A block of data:
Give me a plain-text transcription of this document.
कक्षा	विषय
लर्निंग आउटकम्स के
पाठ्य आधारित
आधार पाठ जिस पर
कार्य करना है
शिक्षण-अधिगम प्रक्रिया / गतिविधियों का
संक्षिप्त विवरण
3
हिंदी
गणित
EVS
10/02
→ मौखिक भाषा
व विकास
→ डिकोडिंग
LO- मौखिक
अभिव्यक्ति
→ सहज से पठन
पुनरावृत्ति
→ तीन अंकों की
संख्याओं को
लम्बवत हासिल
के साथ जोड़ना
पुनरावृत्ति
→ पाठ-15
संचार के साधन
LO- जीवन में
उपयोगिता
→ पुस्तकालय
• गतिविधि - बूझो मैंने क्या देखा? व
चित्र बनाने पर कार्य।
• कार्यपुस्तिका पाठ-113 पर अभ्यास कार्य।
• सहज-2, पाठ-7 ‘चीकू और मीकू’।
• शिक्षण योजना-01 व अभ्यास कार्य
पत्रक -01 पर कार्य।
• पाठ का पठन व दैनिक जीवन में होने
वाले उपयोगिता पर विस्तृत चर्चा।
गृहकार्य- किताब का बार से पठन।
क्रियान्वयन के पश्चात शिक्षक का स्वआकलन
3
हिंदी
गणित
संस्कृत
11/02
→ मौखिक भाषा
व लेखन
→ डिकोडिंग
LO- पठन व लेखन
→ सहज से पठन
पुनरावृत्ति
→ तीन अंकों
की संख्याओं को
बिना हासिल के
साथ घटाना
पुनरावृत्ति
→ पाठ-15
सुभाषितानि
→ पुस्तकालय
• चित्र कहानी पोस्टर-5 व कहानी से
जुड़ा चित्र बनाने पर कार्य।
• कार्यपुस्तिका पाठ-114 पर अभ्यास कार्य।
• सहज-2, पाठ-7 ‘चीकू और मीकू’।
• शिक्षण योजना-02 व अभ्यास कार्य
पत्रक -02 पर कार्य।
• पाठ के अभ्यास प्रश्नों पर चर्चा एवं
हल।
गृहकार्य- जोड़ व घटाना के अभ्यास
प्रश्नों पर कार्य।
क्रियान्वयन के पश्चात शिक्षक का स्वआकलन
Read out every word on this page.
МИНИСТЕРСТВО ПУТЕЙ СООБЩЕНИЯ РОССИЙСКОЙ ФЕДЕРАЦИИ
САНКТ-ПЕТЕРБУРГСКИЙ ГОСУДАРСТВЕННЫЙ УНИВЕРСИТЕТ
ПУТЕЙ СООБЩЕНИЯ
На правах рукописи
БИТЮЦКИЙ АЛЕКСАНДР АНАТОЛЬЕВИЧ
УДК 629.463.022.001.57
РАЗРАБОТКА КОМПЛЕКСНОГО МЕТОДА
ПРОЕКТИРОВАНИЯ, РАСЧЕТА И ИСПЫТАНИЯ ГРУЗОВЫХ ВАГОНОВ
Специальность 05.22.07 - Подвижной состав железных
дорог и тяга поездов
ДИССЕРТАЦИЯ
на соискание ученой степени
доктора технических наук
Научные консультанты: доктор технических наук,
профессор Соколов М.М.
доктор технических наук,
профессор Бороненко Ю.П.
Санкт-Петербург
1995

§ Direction: From the records above, extract every line exactly as it stands.

§ Task answer:
Give me a plain-text transcription of this document.
कक्षा	विषय
लर्निंग आउटकम्स के
पाठ्य आधारित
आधार पाठ जिस पर
कार्य करना है
शिक्षण-अधिगम प्रक्रिया / गतिविधियों का
संक्षिप्त विवरण
3
हिंदी
गणित
EVS
10/02
→ मौखिक भाषा
व विकास
→ डिकोडिंग
LO- मौखिक
अभिव्यक्ति
→ सहज से पठन
पुनरावृत्ति
→ तीन अंकों की
संख्याओं को
लम्बवत हासिल
के साथ जोड़ना
पुनरावृत्ति
→ पाठ-15
संचार के साधन
LO- जीवन में
उपयोगिता
→ पुस्तकालय
• गतिविधि - बूझो मैंने क्या देखा? व
चित्र बनाने पर कार्य।
• कार्यपुस्तिका पाठ-113 पर अभ्यास कार्य।
• सहज-2, पाठ-7 ‘चीकू और मीकू’।
• शिक्षण योजना-01 व अभ्यास कार्य
पत्रक -01 पर कार्य।
• पाठ का पठन व दैनिक जीवन में होने
वाले उपयोगिता पर विस्तृत चर्चा।
गृहकार्य- किताब का बार से पठन।
क्रियान्वयन के पश्चात शिक्षक का स्वआकलन
3
हिंदी
गणित
संस्कृत
11/02
→ मौखिक भाषा
व लेखन
→ डिकोडिंग
LO- पठन व लेखन
→ सहज से पठन
पुनरावृत्ति
→ तीन अंकों
की संख्याओं को
बिना हासिल के
साथ घटाना
पुनरावृत्ति
→ पाठ-15
सुभाषितानि
→ पुस्तकालय
• चित्र कहानी पोस्टर-5 व कहानी से
जुड़ा चित्र बनाने पर कार्य।
• कार्यपुस्तिका पाठ-114 पर अभ्यास कार्य।
• सहज-2, पाठ-7 ‘चीकू और मीकू’।
• शिक्षण योजना-02 व अभ्यास कार्य
पत्रक -02 पर कार्य।
• पाठ के अभ्यास प्रश्नों पर चर्चा एवं
हल।
गृहकार्य- जोड़ व घटाना के अभ्यास
प्रश्नों पर कार्य।
क्रियान्वयन के पश्चात शिक्षक का स्वआकलन
Read out every word on this page.
МИНИСТЕРСТВО ПУТЕЙ СООБЩЕНИЯ РОССИЙСКОЙ ФЕДЕРАЦИИ
САНКТ-ПЕТЕРБУРГСКИЙ ГОСУДАРСТВЕННЫЙ УНИВЕРСИТЕТ
ПУТЕЙ СООБЩЕНИЯ
На правах рукописи
БИТЮЦКИЙ АЛЕКСАНДР АНАТОЛЬЕВИЧ
УДК 629.463.022.001.57
РАЗРАБОТКА КОМПЛЕКСНОГО МЕТОДА
ПРОЕКТИРОВАНИЯ, РАСЧЕТА И ИСПЫТАНИЯ ГРУЗОВЫХ ВАГОНОВ
Специальность 05.22.07 - Подвижной состав железных
дорог и тяга поездов
ДИССЕРТАЦИЯ
на соискание ученой степени
доктора технических наук
Научные консультанты: доктор технических наук,
профессор Соколов М.М.
доктор технических наук,
профессор Бороненко Ю.П.
Санкт-Петербург
1995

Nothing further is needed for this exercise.